=== INPUT FOR THIS TASK ===

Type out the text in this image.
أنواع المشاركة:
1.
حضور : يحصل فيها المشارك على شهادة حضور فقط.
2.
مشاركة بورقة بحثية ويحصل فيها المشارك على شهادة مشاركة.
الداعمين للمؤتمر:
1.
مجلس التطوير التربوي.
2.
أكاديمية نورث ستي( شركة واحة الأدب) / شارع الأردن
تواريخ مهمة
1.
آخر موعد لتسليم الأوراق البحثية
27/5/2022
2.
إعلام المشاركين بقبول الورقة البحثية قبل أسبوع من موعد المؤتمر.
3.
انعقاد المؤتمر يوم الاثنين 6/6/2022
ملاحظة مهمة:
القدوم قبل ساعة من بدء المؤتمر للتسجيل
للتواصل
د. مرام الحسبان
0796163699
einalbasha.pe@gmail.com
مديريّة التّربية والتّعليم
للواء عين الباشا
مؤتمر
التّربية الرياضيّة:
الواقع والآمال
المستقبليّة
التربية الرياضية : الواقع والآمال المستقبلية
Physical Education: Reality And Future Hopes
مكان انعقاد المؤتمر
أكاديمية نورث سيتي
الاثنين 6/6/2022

---

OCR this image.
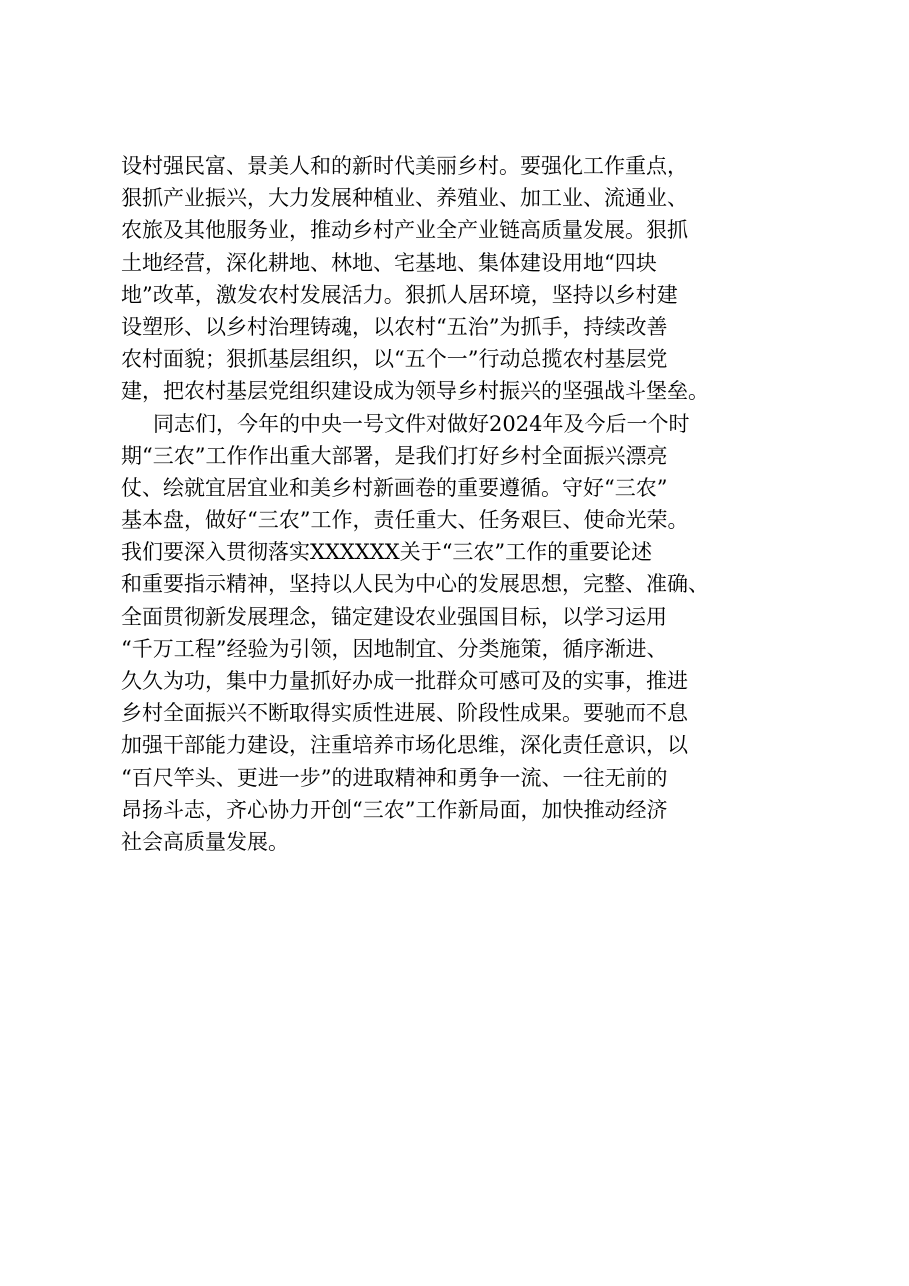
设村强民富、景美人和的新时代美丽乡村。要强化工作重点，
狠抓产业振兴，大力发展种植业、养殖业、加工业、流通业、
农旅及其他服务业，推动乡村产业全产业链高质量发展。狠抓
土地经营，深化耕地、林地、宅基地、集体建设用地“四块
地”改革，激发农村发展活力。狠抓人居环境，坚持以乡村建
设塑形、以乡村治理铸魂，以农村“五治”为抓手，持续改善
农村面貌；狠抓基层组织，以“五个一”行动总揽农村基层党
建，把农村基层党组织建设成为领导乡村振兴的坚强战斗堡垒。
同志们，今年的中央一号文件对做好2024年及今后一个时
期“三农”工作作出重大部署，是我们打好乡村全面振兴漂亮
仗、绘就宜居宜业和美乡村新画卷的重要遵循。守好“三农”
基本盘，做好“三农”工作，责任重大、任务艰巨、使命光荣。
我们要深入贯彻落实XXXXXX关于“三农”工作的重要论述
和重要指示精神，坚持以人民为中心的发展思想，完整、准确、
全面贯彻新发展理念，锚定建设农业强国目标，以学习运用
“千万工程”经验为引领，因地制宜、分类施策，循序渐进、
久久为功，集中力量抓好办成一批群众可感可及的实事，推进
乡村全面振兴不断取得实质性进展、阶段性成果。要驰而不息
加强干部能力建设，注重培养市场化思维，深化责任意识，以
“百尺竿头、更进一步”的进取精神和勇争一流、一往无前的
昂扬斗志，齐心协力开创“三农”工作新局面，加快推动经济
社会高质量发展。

=== WORK INSTRUCTIONS ===
Filter the records above for lines containing the word "والآمال", and copy those lines.

=== THE OUTPUT ===
الواقع والآمال
التربية الرياضية : الواقع والآمال المستقبلية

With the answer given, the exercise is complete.